***** DATA RECORDS

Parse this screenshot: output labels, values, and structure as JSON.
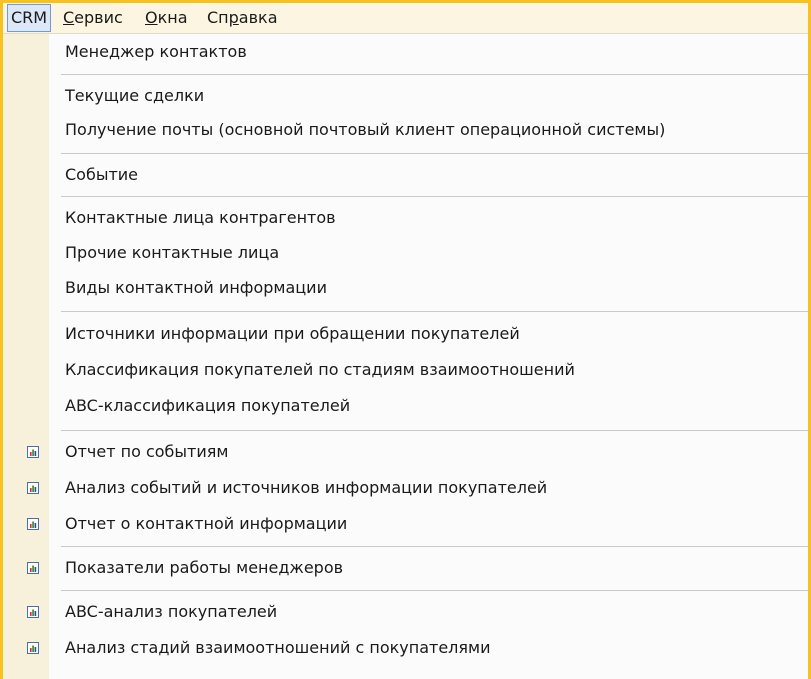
{
  "menubar": {
    "items": [
      {
        "label_plain": "CRM",
        "active": true
      },
      {
        "prefix": "",
        "u": "С",
        "rest": "ервис"
      },
      {
        "prefix": "",
        "u": "О",
        "rest": "кна"
      },
      {
        "prefix": "Сп",
        "u": "р",
        "rest": "авка"
      }
    ]
  },
  "menu": {
    "items": [
      {
        "label": "Менеджер контактов",
        "icon": null
      },
      {
        "label": "Текущие сделки",
        "icon": null
      },
      {
        "label": "Получение почты (основной почтовый клиент операционной системы)",
        "icon": null
      },
      {
        "label": "Событие",
        "icon": null
      },
      {
        "label": "Контактные лица контрагентов",
        "icon": null
      },
      {
        "label": "Прочие контактные лица",
        "icon": null
      },
      {
        "label": "Виды контактной информации",
        "icon": null
      },
      {
        "label": "Источники информации при обращении покупателей",
        "icon": null
      },
      {
        "label": "Классификация покупателей по стадиям взаимоотношений",
        "icon": null
      },
      {
        "label": "ABC-классификация покупателей",
        "icon": null
      },
      {
        "label": "Отчет по событиям",
        "icon": "report-icon"
      },
      {
        "label": "Анализ событий и источников информации покупателей",
        "icon": "report-icon"
      },
      {
        "label": "Отчет о контактной информации",
        "icon": "report-icon"
      },
      {
        "label": "Показатели работы менеджеров",
        "icon": "report-icon"
      },
      {
        "label": "ABC-анализ покупателей",
        "icon": "report-icon"
      },
      {
        "label": "Анализ стадий взаимоотношений с покупателями",
        "icon": "report-icon"
      }
    ]
  },
  "colors": {
    "frame_border": "#f5c220",
    "menubar_bg": "#fbf5e2",
    "active_bg": "#dce8f8",
    "active_border": "#6f9bd6",
    "gutter_bg": "#f7f1dc"
  }
}
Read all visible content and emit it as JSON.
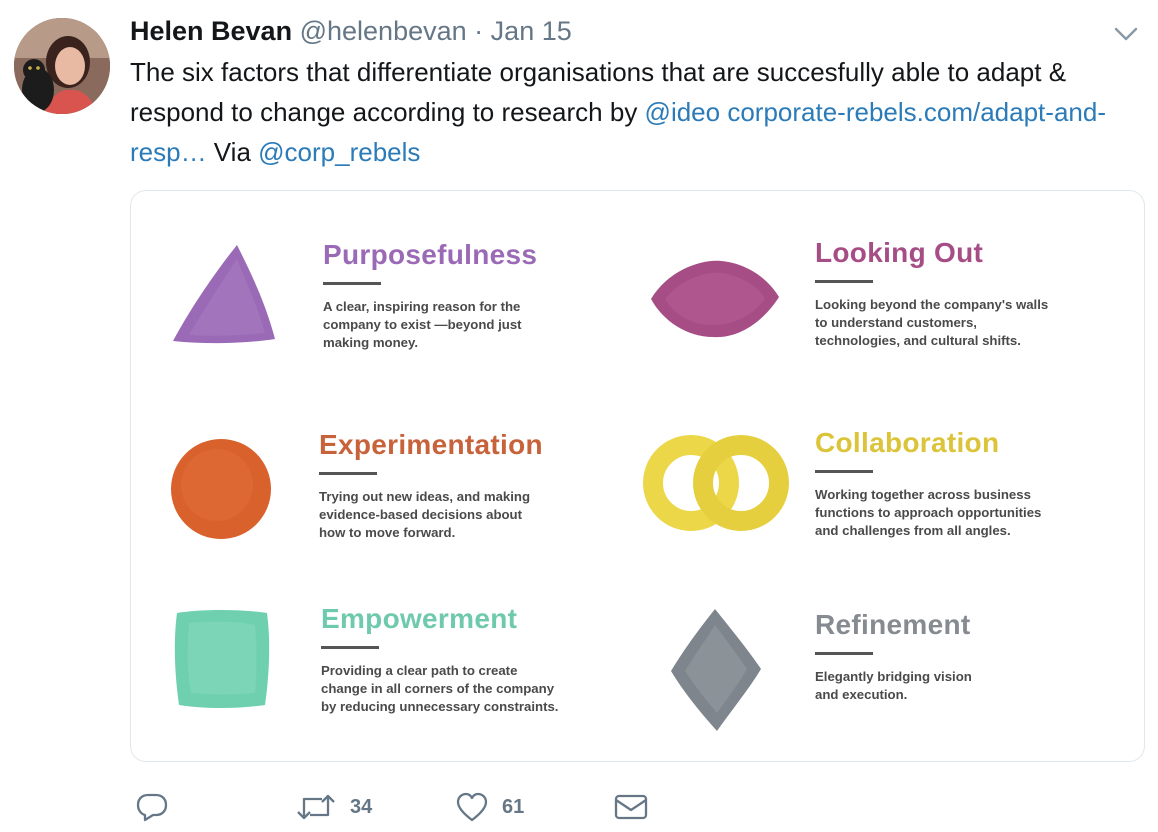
{
  "tweet": {
    "author_name": "Helen Bevan",
    "handle": "@helenbevan",
    "separator": "·",
    "date": "Jan 15",
    "text_part1": "The six factors that differentiate organisations that are succesfully able to adapt & respond to change according to research by ",
    "mention_ideo": "@ideo",
    "link_text": "corporate-rebels.com/adapt-and-resp…",
    "via_text": " Via ",
    "mention_corp": "@corp_rebels"
  },
  "infographic": {
    "items": [
      {
        "title": "Purposefulness",
        "color": "#9b6ab6",
        "lines": [
          "A clear, inspiring reason for the",
          "company to exist —beyond just",
          "making money."
        ]
      },
      {
        "title": "Looking Out",
        "color": "#a64d86",
        "lines": [
          "Looking beyond the company's walls",
          "to understand customers,",
          "technologies, and cultural shifts."
        ]
      },
      {
        "title": "Experimentation",
        "color": "#c8623a",
        "lines": [
          "Trying out new ideas, and making",
          "evidence-based decisions about",
          "how to move forward."
        ]
      },
      {
        "title": "Collaboration",
        "color": "#dcc43a",
        "lines": [
          "Working together across business",
          "functions to approach opportunities",
          "and challenges from all angles."
        ]
      },
      {
        "title": "Empowerment",
        "color": "#6fc9ac",
        "lines": [
          "Providing a clear path to create",
          "change in all corners of the company",
          "by reducing unnecessary constraints."
        ]
      },
      {
        "title": "Refinement",
        "color": "#858b91",
        "lines": [
          "Elegantly bridging vision",
          "and execution."
        ]
      }
    ]
  },
  "actions": {
    "reply_icon": "reply-icon",
    "retweet_icon": "retweet-icon",
    "retweet_count": "34",
    "like_icon": "heart-icon",
    "like_count": "61",
    "dm_icon": "envelope-icon"
  }
}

**********

## WHAT TO PRODUCE
Write out each line again precisely as it appears, skipping every picture.

## RESULT
Parse this screenshot: output labels, values, and structure as JSON.
{
  "menubar": {
    "items": [
      {
        "label_plain": "CRM",
        "active": true
      },
      {
        "prefix": "",
        "u": "С",
        "rest": "ервис"
      },
      {
        "prefix": "",
        "u": "О",
        "rest": "кна"
      },
      {
        "prefix": "Сп",
        "u": "р",
        "rest": "авка"
      }
    ]
  },
  "menu": {
    "items": [
      {
        "label": "Менеджер контактов",
        "icon": null
      },
      {
        "label": "Текущие сделки",
        "icon": null
      },
      {
        "label": "Получение почты (основной почтовый клиент операционной системы)",
        "icon": null
      },
      {
        "label": "Событие",
        "icon": null
      },
      {
        "label": "Контактные лица контрагентов",
        "icon": null
      },
      {
        "label": "Прочие контактные лица",
        "icon": null
      },
      {
        "label": "Виды контактной информации",
        "icon": null
      },
      {
        "label": "Источники информации при обращении покупателей",
        "icon": null
      },
      {
        "label": "Классификация покупателей по стадиям взаимоотношений",
        "icon": null
      },
      {
        "label": "ABC-классификация покупателей",
        "icon": null
      },
      {
        "label": "Отчет по событиям",
        "icon": "report-icon"
      },
      {
        "label": "Анализ событий и источников информации покупателей",
        "icon": "report-icon"
      },
      {
        "label": "Отчет о контактной информации",
        "icon": "report-icon"
      },
      {
        "label": "Показатели работы менеджеров",
        "icon": "report-icon"
      },
      {
        "label": "ABC-анализ покупателей",
        "icon": "report-icon"
      },
      {
        "label": "Анализ стадий взаимоотношений с покупателями",
        "icon": "report-icon"
      }
    ]
  },
  "colors": {
    "frame_border": "#f5c220",
    "menubar_bg": "#fbf5e2",
    "active_bg": "#dce8f8",
    "active_border": "#6f9bd6",
    "gutter_bg": "#f7f1dc"
  }
}
Read all visible content and emit it as JSON.
{
  "tweet": {
    "author_name": "Helen Bevan",
    "handle": "@helenbevan",
    "separator": "·",
    "date": "Jan 15",
    "text_part1": "The six factors that differentiate organisations that are succesfully able to adapt & respond to change according to research by ",
    "mention_ideo": "@ideo",
    "link_text": "corporate-rebels.com/adapt-and-resp…",
    "via_text": " Via ",
    "mention_corp": "@corp_rebels"
  },
  "infographic": {
    "items": [
      {
        "title": "Purposefulness",
        "color": "#9b6ab6",
        "lines": [
          "A clear, inspiring reason for the",
          "company to exist —beyond just",
          "making money."
        ]
      },
      {
        "title": "Looking Out",
        "color": "#a64d86",
        "lines": [
          "Looking beyond the company's walls",
          "to understand customers,",
          "technologies, and cultural shifts."
        ]
      },
      {
        "title": "Experimentation",
        "color": "#c8623a",
        "lines": [
          "Trying out new ideas, and making",
          "evidence-based decisions about",
          "how to move forward."
        ]
      },
      {
        "title": "Collaboration",
        "color": "#dcc43a",
        "lines": [
          "Working together across business",
          "functions to approach opportunities",
          "and challenges from all angles."
        ]
      },
      {
        "title": "Empowerment",
        "color": "#6fc9ac",
        "lines": [
          "Providing a clear path to create",
          "change in all corners of the company",
          "by reducing unnecessary constraints."
        ]
      },
      {
        "title": "Refinement",
        "color": "#858b91",
        "lines": [
          "Elegantly bridging vision",
          "and execution."
        ]
      }
    ]
  },
  "actions": {
    "reply_icon": "reply-icon",
    "retweet_icon": "retweet-icon",
    "retweet_count": "34",
    "like_icon": "heart-icon",
    "like_count": "61",
    "dm_icon": "envelope-icon"
  }
}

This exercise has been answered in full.